▶ [TASK DIRECTIONS]: Look for the string "come" and copy every line that has it.

+++ DATA

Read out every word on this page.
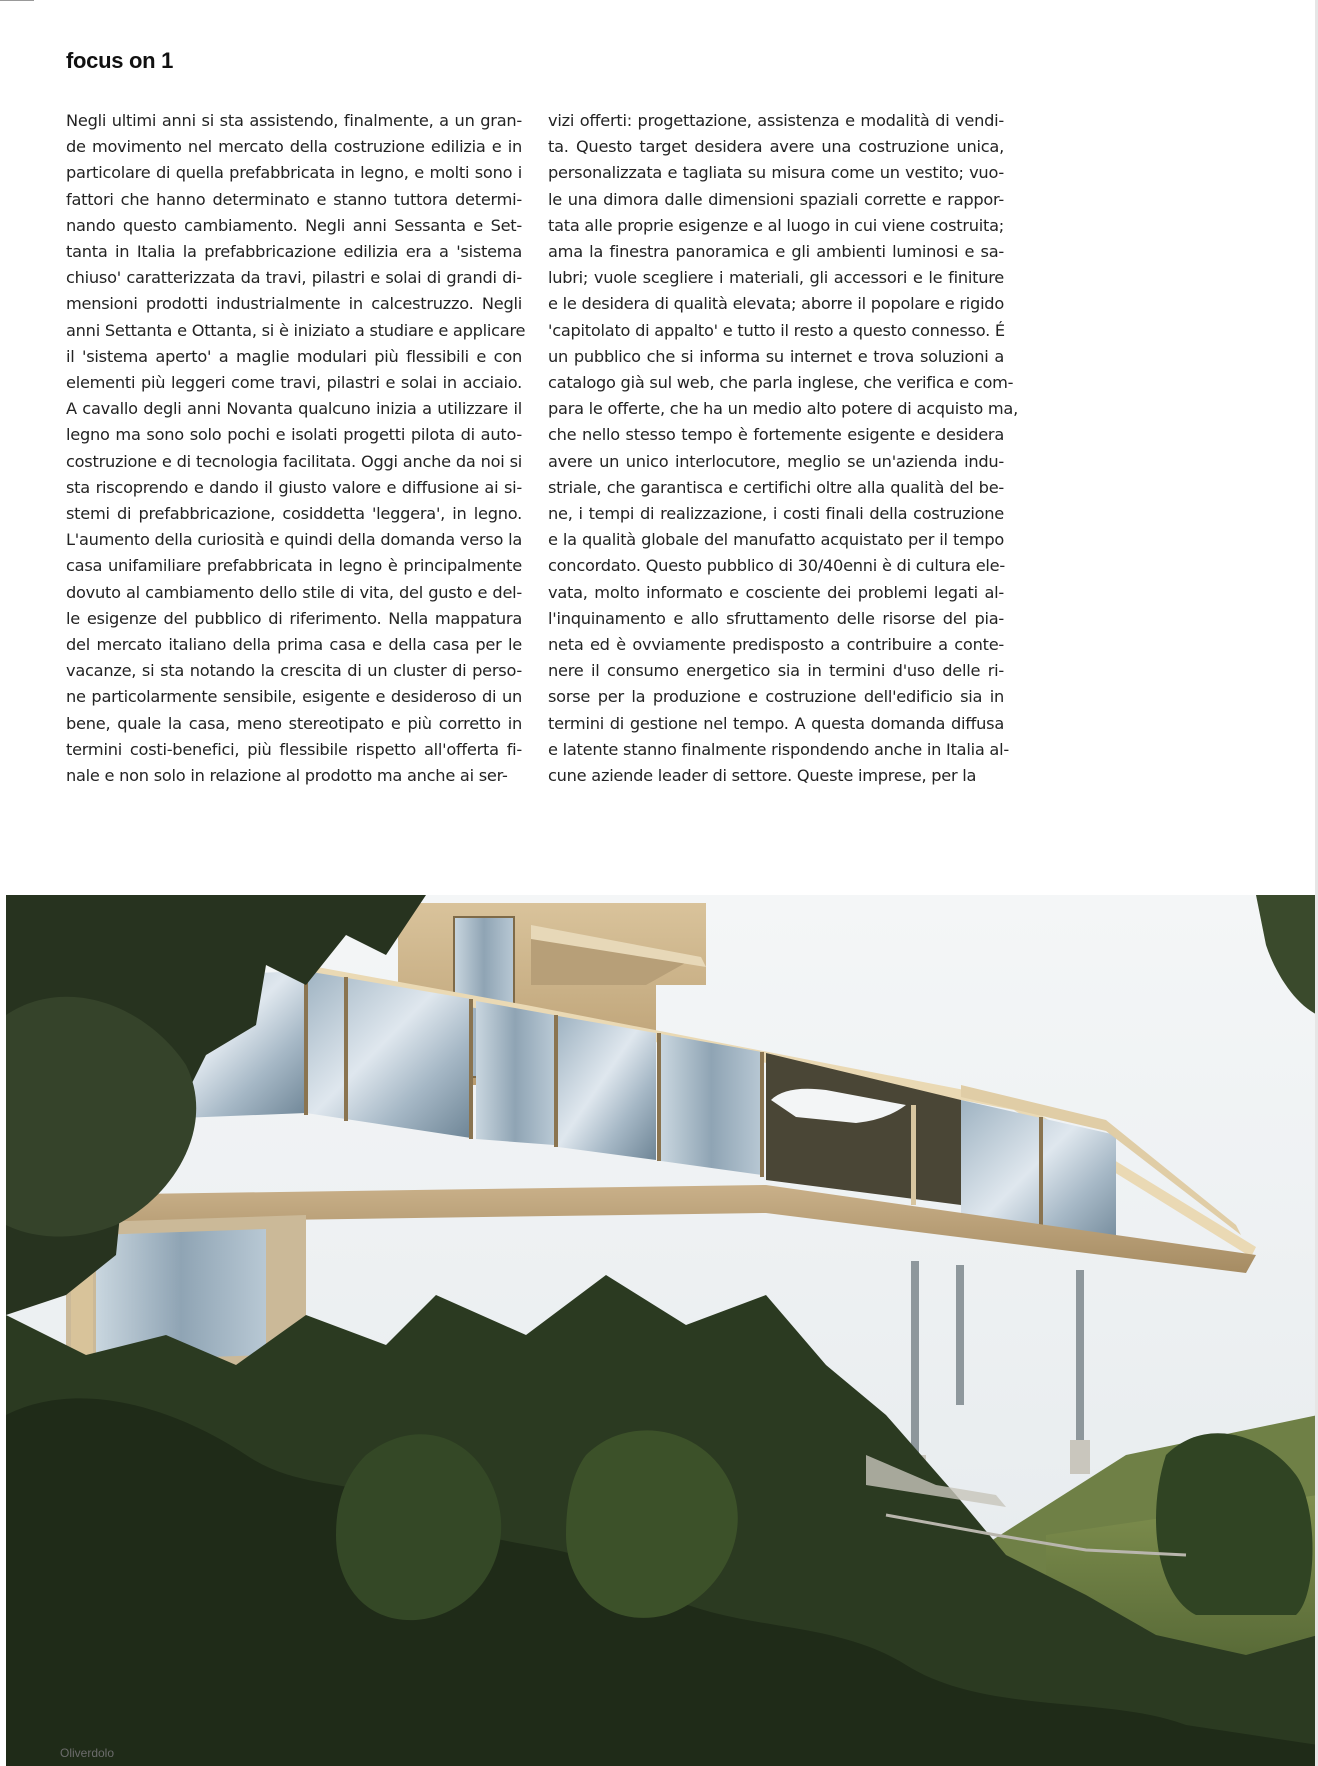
focus on 1
Negli ultimi anni si sta assistendo, finalmente, a un gran-
de movimento nel mercato della costruzione edilizia e in
particolare di quella prefabbricata in legno, e molti sono i
fattori che hanno determinato e stanno tuttora determi-
nando questo cambiamento. Negli anni Sessanta e Set-
tanta in Italia la prefabbricazione edilizia era a 'sistema
chiuso' caratterizzata da travi, pilastri e solai di grandi di-
mensioni prodotti industrialmente in calcestruzzo. Negli
anni Settanta e Ottanta, si è iniziato a studiare e applicare
il 'sistema aperto' a maglie modulari più flessibili e con
elementi più leggeri come travi, pilastri e solai in acciaio.
A cavallo degli anni Novanta qualcuno inizia a utilizzare il
legno ma sono solo pochi e isolati progetti pilota di auto-
costruzione e di tecnologia facilitata. Oggi anche da noi si
sta riscoprendo e dando il giusto valore e diffusione ai si-
stemi di prefabbricazione, cosiddetta 'leggera', in legno.
L'aumento della curiosità e quindi della domanda verso la
casa unifamiliare prefabbricata in legno è principalmente
dovuto al cambiamento dello stile di vita, del gusto e del-
le esigenze del pubblico di riferimento. Nella mappatura
del mercato italiano della prima casa e della casa per le
vacanze, si sta notando la crescita di un cluster di perso-
ne particolarmente sensibile, esigente e desideroso di un
bene, quale la casa, meno stereotipato e più corretto in
termini costi-benefici, più flessibile rispetto all'offerta fi-
nale e non solo in relazione al prodotto ma anche ai ser-
vizi offerti: progettazione, assistenza e modalità di vendi-
ta. Questo target desidera avere una costruzione unica,
personalizzata e tagliata su misura come un vestito; vuo-
le una dimora dalle dimensioni spaziali corrette e rappor-
tata alle proprie esigenze e al luogo in cui viene costruita;
ama la finestra panoramica e gli ambienti luminosi e sa-
lubri; vuole scegliere i materiali, gli accessori e le finiture
e le desidera di qualità elevata; aborre il popolare e rigido
'capitolato di appalto' e tutto il resto a questo connesso. É
un pubblico che si informa su internet e trova soluzioni a
catalogo già sul web, che parla inglese, che verifica e com-
para le offerte, che ha un medio alto potere di acquisto ma,
che nello stesso tempo è fortemente esigente e desidera
avere un unico interlocutore, meglio se un'azienda indu-
striale, che garantisca e certifichi oltre alla qualità del be-
ne, i tempi di realizzazione, i costi finali della costruzione
e la qualità globale del manufatto acquistato per il tempo
concordato. Questo pubblico di 30/40enni è di cultura ele-
vata, molto informato e cosciente dei problemi legati al-
l'inquinamento e allo sfruttamento delle risorse del pia-
neta ed è ovviamente predisposto a contribuire a conte-
nere il consumo energetico sia in termini d'uso delle ri-
sorse per la produzione e costruzione dell'edificio sia in
termini di gestione nel tempo. A questa domanda diffusa
e latente stanno finalmente rispondendo anche in Italia al-
cune aziende leader di settore. Queste imprese, per la
Oliverdolo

++++++

▶ [SOLUTION TO THIS TASK]:
elementi più leggeri come travi, pilastri e solai in acciaio.
personalizzata e tagliata su misura come un vestito; vuo-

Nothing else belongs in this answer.